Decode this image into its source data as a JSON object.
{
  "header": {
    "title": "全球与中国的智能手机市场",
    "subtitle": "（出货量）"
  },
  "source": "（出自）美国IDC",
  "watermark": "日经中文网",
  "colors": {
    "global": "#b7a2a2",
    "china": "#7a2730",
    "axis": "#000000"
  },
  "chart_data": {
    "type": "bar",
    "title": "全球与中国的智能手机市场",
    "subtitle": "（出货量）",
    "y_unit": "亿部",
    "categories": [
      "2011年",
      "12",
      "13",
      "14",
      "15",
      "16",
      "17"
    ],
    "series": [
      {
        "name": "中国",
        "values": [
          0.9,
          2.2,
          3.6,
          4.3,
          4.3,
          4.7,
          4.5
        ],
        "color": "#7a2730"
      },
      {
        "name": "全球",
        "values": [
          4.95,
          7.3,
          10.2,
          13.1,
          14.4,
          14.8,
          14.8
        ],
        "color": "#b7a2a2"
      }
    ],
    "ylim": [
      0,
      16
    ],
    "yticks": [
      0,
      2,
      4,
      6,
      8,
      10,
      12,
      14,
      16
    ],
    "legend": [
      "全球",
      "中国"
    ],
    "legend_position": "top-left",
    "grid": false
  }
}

▶ WHAT YOU ARE ASKED TO DO: Your task is to repeat the data exactly, with nothing left out.

▶ TASK RESULT:
Decode this image into its source data as a JSON object.
{
  "header": {
    "title": "全球与中国的智能手机市场",
    "subtitle": "（出货量）"
  },
  "source": "（出自）美国IDC",
  "watermark": "日经中文网",
  "colors": {
    "global": "#b7a2a2",
    "china": "#7a2730",
    "axis": "#000000"
  },
  "chart_data": {
    "type": "bar",
    "title": "全球与中国的智能手机市场",
    "subtitle": "（出货量）",
    "y_unit": "亿部",
    "categories": [
      "2011年",
      "12",
      "13",
      "14",
      "15",
      "16",
      "17"
    ],
    "series": [
      {
        "name": "中国",
        "values": [
          0.9,
          2.2,
          3.6,
          4.3,
          4.3,
          4.7,
          4.5
        ],
        "color": "#7a2730"
      },
      {
        "name": "全球",
        "values": [
          4.95,
          7.3,
          10.2,
          13.1,
          14.4,
          14.8,
          14.8
        ],
        "color": "#b7a2a2"
      }
    ],
    "ylim": [
      0,
      16
    ],
    "yticks": [
      0,
      2,
      4,
      6,
      8,
      10,
      12,
      14,
      16
    ],
    "legend": [
      "全球",
      "中国"
    ],
    "legend_position": "top-left",
    "grid": false
  }
}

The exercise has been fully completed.